A block of data
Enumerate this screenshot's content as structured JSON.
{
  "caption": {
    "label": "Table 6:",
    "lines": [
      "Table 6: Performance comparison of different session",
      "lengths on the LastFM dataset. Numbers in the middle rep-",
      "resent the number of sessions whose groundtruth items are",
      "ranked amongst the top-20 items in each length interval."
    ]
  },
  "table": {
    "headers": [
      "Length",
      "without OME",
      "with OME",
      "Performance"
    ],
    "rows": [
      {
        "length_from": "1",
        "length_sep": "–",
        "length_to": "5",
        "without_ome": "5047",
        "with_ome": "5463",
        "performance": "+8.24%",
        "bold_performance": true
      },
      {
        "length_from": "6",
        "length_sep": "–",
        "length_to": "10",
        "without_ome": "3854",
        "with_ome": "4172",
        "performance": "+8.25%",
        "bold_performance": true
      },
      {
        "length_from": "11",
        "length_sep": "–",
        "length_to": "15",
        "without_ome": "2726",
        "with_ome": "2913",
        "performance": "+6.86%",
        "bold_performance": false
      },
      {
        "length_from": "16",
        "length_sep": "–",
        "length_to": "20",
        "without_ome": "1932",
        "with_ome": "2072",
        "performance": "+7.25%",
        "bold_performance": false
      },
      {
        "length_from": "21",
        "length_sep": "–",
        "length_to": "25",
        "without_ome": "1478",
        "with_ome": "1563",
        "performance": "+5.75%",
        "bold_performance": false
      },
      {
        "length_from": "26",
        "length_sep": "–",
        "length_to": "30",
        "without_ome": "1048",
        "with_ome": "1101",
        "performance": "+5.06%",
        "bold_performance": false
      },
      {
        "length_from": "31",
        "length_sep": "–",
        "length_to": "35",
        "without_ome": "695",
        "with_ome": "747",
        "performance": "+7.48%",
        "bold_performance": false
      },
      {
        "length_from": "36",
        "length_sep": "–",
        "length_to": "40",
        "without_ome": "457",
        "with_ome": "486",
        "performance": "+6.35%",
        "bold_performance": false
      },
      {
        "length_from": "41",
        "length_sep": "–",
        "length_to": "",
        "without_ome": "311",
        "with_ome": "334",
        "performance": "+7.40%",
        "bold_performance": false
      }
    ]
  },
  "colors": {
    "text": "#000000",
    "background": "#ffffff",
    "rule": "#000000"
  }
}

▶ [Task prompt]:
Your task is to retype all of the records exactly.

▶ [Finished answer]:
Enumerate this screenshot's content as structured JSON.
{
  "caption": {
    "label": "Table 6:",
    "lines": [
      "Table 6: Performance comparison of different session",
      "lengths on the LastFM dataset. Numbers in the middle rep-",
      "resent the number of sessions whose groundtruth items are",
      "ranked amongst the top-20 items in each length interval."
    ]
  },
  "table": {
    "headers": [
      "Length",
      "without OME",
      "with OME",
      "Performance"
    ],
    "rows": [
      {
        "length_from": "1",
        "length_sep": "–",
        "length_to": "5",
        "without_ome": "5047",
        "with_ome": "5463",
        "performance": "+8.24%",
        "bold_performance": true
      },
      {
        "length_from": "6",
        "length_sep": "–",
        "length_to": "10",
        "without_ome": "3854",
        "with_ome": "4172",
        "performance": "+8.25%",
        "bold_performance": true
      },
      {
        "length_from": "11",
        "length_sep": "–",
        "length_to": "15",
        "without_ome": "2726",
        "with_ome": "2913",
        "performance": "+6.86%",
        "bold_performance": false
      },
      {
        "length_from": "16",
        "length_sep": "–",
        "length_to": "20",
        "without_ome": "1932",
        "with_ome": "2072",
        "performance": "+7.25%",
        "bold_performance": false
      },
      {
        "length_from": "21",
        "length_sep": "–",
        "length_to": "25",
        "without_ome": "1478",
        "with_ome": "1563",
        "performance": "+5.75%",
        "bold_performance": false
      },
      {
        "length_from": "26",
        "length_sep": "–",
        "length_to": "30",
        "without_ome": "1048",
        "with_ome": "1101",
        "performance": "+5.06%",
        "bold_performance": false
      },
      {
        "length_from": "31",
        "length_sep": "–",
        "length_to": "35",
        "without_ome": "695",
        "with_ome": "747",
        "performance": "+7.48%",
        "bold_performance": false
      },
      {
        "length_from": "36",
        "length_sep": "–",
        "length_to": "40",
        "without_ome": "457",
        "with_ome": "486",
        "performance": "+6.35%",
        "bold_performance": false
      },
      {
        "length_from": "41",
        "length_sep": "–",
        "length_to": "",
        "without_ome": "311",
        "with_ome": "334",
        "performance": "+7.40%",
        "bold_performance": false
      }
    ]
  },
  "colors": {
    "text": "#000000",
    "background": "#ffffff",
    "rule": "#000000"
  }
}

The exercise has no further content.